TASK
Leaving out the pictures, retype all the material exactly.

########################################

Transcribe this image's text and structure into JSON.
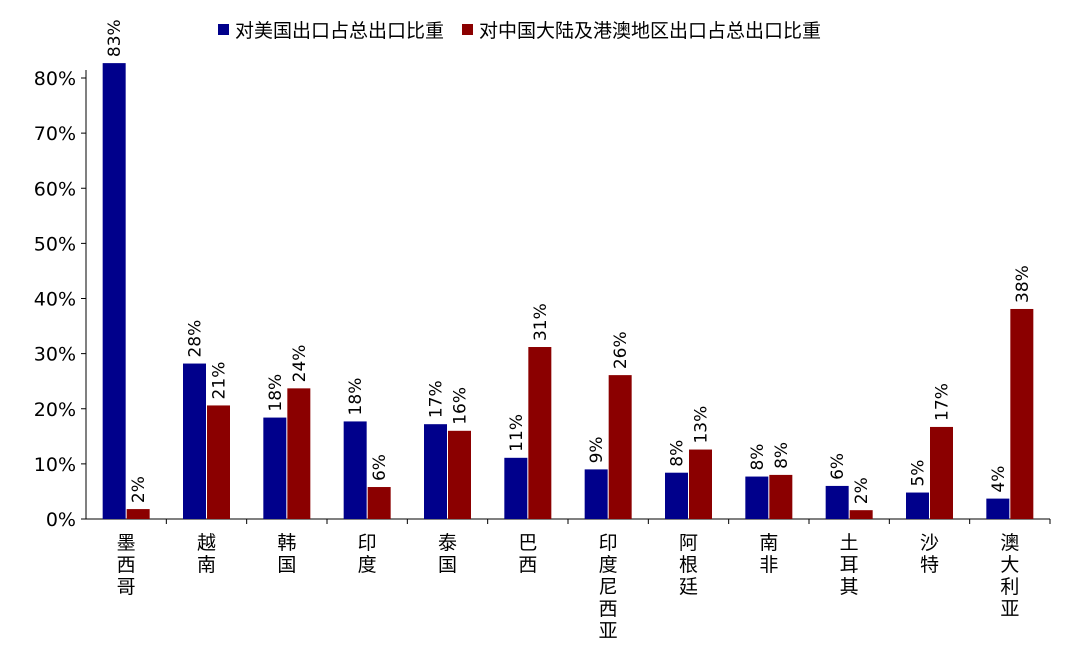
{
  "chart_data": {
    "type": "bar",
    "categories": [
      "墨西哥",
      "越南",
      "韩国",
      "印度",
      "泰国",
      "巴西",
      "印度尼西亚",
      "阿根廷",
      "南非",
      "土耳其",
      "沙特",
      "澳大利亚"
    ],
    "series": [
      {
        "name": "对美国出口占总出口比重",
        "color": "#00008B",
        "values": [
          82.7,
          28.2,
          18.4,
          17.7,
          17.2,
          11.1,
          9.0,
          8.4,
          7.7,
          6.0,
          4.8,
          3.7
        ],
        "labels": [
          "83%",
          "28%",
          "18%",
          "18%",
          "17%",
          "11%",
          "9%",
          "8%",
          "8%",
          "6%",
          "5%",
          "4%"
        ]
      },
      {
        "name": "对中国大陆及港澳地区出口占总出口比重",
        "color": "#8B0000",
        "values": [
          1.8,
          20.6,
          23.7,
          5.8,
          16.0,
          31.2,
          26.1,
          12.6,
          8.0,
          1.6,
          16.7,
          38.1
        ],
        "labels": [
          "2%",
          "21%",
          "24%",
          "6%",
          "16%",
          "31%",
          "26%",
          "13%",
          "8%",
          "2%",
          "17%",
          "38%"
        ]
      }
    ],
    "ylim": [
      0,
      80
    ],
    "yticks": [
      "0%",
      "10%",
      "20%",
      "30%",
      "40%",
      "50%",
      "60%",
      "70%",
      "80%"
    ],
    "grid": false,
    "legend": "top"
  }
}
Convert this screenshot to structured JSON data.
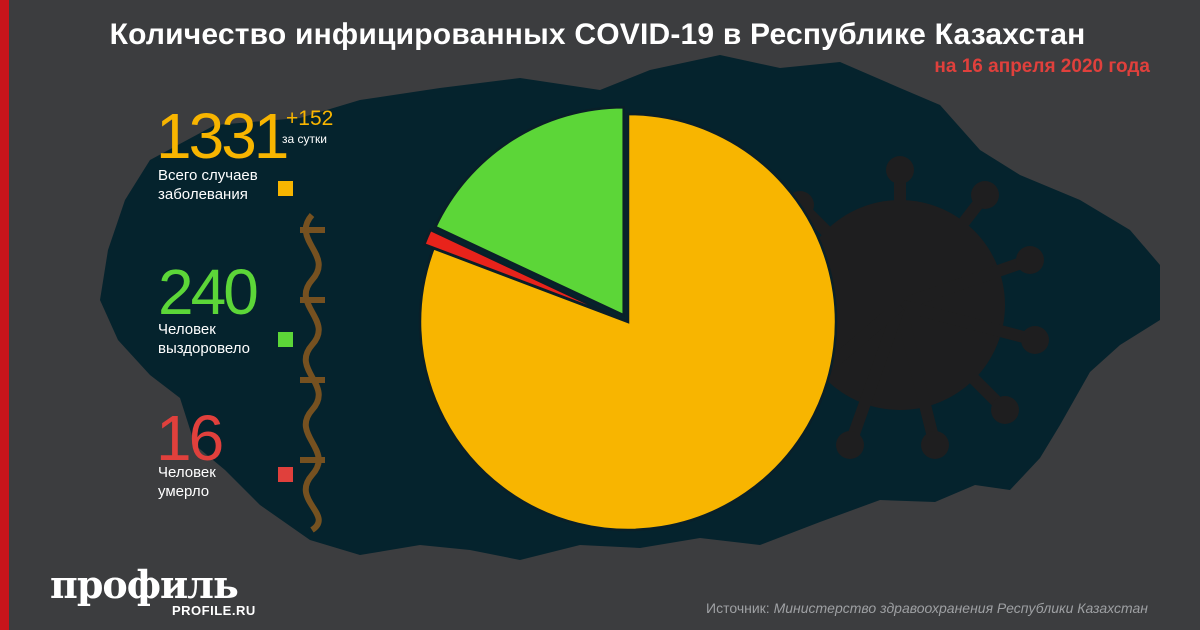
{
  "title": "Количество инфицированных COVID-19 в Республике Казахстан",
  "subtitle": "на 16 апреля 2020 года",
  "stats": {
    "total": {
      "value": "1331",
      "delta": "+152",
      "delta_label": "за сутки",
      "label_line1": "Всего случаев",
      "label_line2": "заболевания",
      "color": "#f8b500"
    },
    "recovered": {
      "value": "240",
      "label_line1": "Человек",
      "label_line2": "выздоровело",
      "color": "#5cd638"
    },
    "deaths": {
      "value": "16",
      "label_line1": "Человек",
      "label_line2": "умерло",
      "color": "#e0403c"
    }
  },
  "chart_data": {
    "type": "pie",
    "series": [
      {
        "value": 1075,
        "color": "#f8b500"
      },
      {
        "value": 16,
        "color": "#e8231b"
      },
      {
        "value": 240,
        "color": "#5cd638"
      }
    ]
  },
  "logo": {
    "name": "профиль",
    "site": "PROFILE.RU"
  },
  "source": {
    "prefix": "Источник:",
    "text": "Министерство здравоохранения Республики Казахстан"
  }
}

########################################

CORRECT RESPONSE
Transcribe this image's text and structure into JSON.
{
  "chart_data": {
    "type": "bar",
    "categories": [
      "墨西哥",
      "越南",
      "韩国",
      "印度",
      "泰国",
      "巴西",
      "印度尼西亚",
      "阿根廷",
      "南非",
      "土耳其",
      "沙特",
      "澳大利亚"
    ],
    "series": [
      {
        "name": "对美国出口占总出口比重",
        "color": "#00008B",
        "values": [
          82.7,
          28.2,
          18.4,
          17.7,
          17.2,
          11.1,
          9.0,
          8.4,
          7.7,
          6.0,
          4.8,
          3.7
        ],
        "labels": [
          "83%",
          "28%",
          "18%",
          "18%",
          "17%",
          "11%",
          "9%",
          "8%",
          "8%",
          "6%",
          "5%",
          "4%"
        ]
      },
      {
        "name": "对中国大陆及港澳地区出口占总出口比重",
        "color": "#8B0000",
        "values": [
          1.8,
          20.6,
          23.7,
          5.8,
          16.0,
          31.2,
          26.1,
          12.6,
          8.0,
          1.6,
          16.7,
          38.1
        ],
        "labels": [
          "2%",
          "21%",
          "24%",
          "6%",
          "16%",
          "31%",
          "26%",
          "13%",
          "8%",
          "2%",
          "17%",
          "38%"
        ]
      }
    ],
    "ylim": [
      0,
      80
    ],
    "yticks": [
      "0%",
      "10%",
      "20%",
      "30%",
      "40%",
      "50%",
      "60%",
      "70%",
      "80%"
    ],
    "grid": false,
    "legend": "top"
  }
}
Convert this screenshot to structured JSON data.
{
  "title": "Количество инфицированных COVID-19 в Республике Казахстан",
  "subtitle": "на 16 апреля 2020 года",
  "stats": {
    "total": {
      "value": "1331",
      "delta": "+152",
      "delta_label": "за сутки",
      "label_line1": "Всего случаев",
      "label_line2": "заболевания",
      "color": "#f8b500"
    },
    "recovered": {
      "value": "240",
      "label_line1": "Человек",
      "label_line2": "выздоровело",
      "color": "#5cd638"
    },
    "deaths": {
      "value": "16",
      "label_line1": "Человек",
      "label_line2": "умерло",
      "color": "#e0403c"
    }
  },
  "chart_data": {
    "type": "pie",
    "series": [
      {
        "value": 1075,
        "color": "#f8b500"
      },
      {
        "value": 16,
        "color": "#e8231b"
      },
      {
        "value": 240,
        "color": "#5cd638"
      }
    ]
  },
  "logo": {
    "name": "профиль",
    "site": "PROFILE.RU"
  },
  "source": {
    "prefix": "Источник:",
    "text": "Министерство здравоохранения Республики Казахстан"
  }
}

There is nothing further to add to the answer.